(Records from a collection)
══════
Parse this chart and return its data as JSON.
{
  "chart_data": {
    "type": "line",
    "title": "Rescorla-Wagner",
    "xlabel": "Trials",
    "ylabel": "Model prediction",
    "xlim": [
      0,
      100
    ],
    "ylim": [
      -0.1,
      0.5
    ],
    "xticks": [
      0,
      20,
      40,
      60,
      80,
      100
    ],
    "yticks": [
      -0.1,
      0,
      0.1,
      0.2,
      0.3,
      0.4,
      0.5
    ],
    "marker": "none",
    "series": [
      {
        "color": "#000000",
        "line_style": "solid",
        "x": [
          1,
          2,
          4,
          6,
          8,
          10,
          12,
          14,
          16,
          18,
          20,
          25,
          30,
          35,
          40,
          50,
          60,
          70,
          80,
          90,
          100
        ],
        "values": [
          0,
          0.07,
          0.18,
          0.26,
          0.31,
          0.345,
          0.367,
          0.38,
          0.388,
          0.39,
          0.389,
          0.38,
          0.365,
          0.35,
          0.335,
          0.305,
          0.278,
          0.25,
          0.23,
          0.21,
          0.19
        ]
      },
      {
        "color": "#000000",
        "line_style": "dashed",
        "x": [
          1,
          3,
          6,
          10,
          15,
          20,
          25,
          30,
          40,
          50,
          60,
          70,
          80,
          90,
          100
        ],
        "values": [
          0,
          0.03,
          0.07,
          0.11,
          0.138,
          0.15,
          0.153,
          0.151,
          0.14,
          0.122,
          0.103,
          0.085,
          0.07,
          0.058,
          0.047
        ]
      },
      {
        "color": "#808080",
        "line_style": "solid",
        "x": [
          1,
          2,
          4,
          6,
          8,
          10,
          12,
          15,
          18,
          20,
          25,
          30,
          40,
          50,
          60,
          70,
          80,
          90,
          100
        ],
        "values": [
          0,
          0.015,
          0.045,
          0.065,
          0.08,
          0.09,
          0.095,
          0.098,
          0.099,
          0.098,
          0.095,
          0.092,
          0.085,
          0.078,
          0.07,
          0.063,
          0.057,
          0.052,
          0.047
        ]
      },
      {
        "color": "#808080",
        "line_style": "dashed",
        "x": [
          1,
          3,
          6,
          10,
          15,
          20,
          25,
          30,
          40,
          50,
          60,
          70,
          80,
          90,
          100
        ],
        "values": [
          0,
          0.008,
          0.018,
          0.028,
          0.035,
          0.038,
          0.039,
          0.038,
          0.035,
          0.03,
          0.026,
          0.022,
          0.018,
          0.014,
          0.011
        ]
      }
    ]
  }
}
══════
#### WRITTEN TASK:
Reproduce each entry exactly, leaving out nothing.

#### OUTPUT FOR THIS TASK:
Parse this chart and return its data as JSON.
{
  "chart_data": {
    "type": "line",
    "title": "Rescorla-Wagner",
    "xlabel": "Trials",
    "ylabel": "Model prediction",
    "xlim": [
      0,
      100
    ],
    "ylim": [
      -0.1,
      0.5
    ],
    "xticks": [
      0,
      20,
      40,
      60,
      80,
      100
    ],
    "yticks": [
      -0.1,
      0,
      0.1,
      0.2,
      0.3,
      0.4,
      0.5
    ],
    "marker": "none",
    "series": [
      {
        "color": "#000000",
        "line_style": "solid",
        "x": [
          1,
          2,
          4,
          6,
          8,
          10,
          12,
          14,
          16,
          18,
          20,
          25,
          30,
          35,
          40,
          50,
          60,
          70,
          80,
          90,
          100
        ],
        "values": [
          0,
          0.07,
          0.18,
          0.26,
          0.31,
          0.345,
          0.367,
          0.38,
          0.388,
          0.39,
          0.389,
          0.38,
          0.365,
          0.35,
          0.335,
          0.305,
          0.278,
          0.25,
          0.23,
          0.21,
          0.19
        ]
      },
      {
        "color": "#000000",
        "line_style": "dashed",
        "x": [
          1,
          3,
          6,
          10,
          15,
          20,
          25,
          30,
          40,
          50,
          60,
          70,
          80,
          90,
          100
        ],
        "values": [
          0,
          0.03,
          0.07,
          0.11,
          0.138,
          0.15,
          0.153,
          0.151,
          0.14,
          0.122,
          0.103,
          0.085,
          0.07,
          0.058,
          0.047
        ]
      },
      {
        "color": "#808080",
        "line_style": "solid",
        "x": [
          1,
          2,
          4,
          6,
          8,
          10,
          12,
          15,
          18,
          20,
          25,
          30,
          40,
          50,
          60,
          70,
          80,
          90,
          100
        ],
        "values": [
          0,
          0.015,
          0.045,
          0.065,
          0.08,
          0.09,
          0.095,
          0.098,
          0.099,
          0.098,
          0.095,
          0.092,
          0.085,
          0.078,
          0.07,
          0.063,
          0.057,
          0.052,
          0.047
        ]
      },
      {
        "color": "#808080",
        "line_style": "dashed",
        "x": [
          1,
          3,
          6,
          10,
          15,
          20,
          25,
          30,
          40,
          50,
          60,
          70,
          80,
          90,
          100
        ],
        "values": [
          0,
          0.008,
          0.018,
          0.028,
          0.035,
          0.038,
          0.039,
          0.038,
          0.035,
          0.03,
          0.026,
          0.022,
          0.018,
          0.014,
          0.011
        ]
      }
    ]
  }
}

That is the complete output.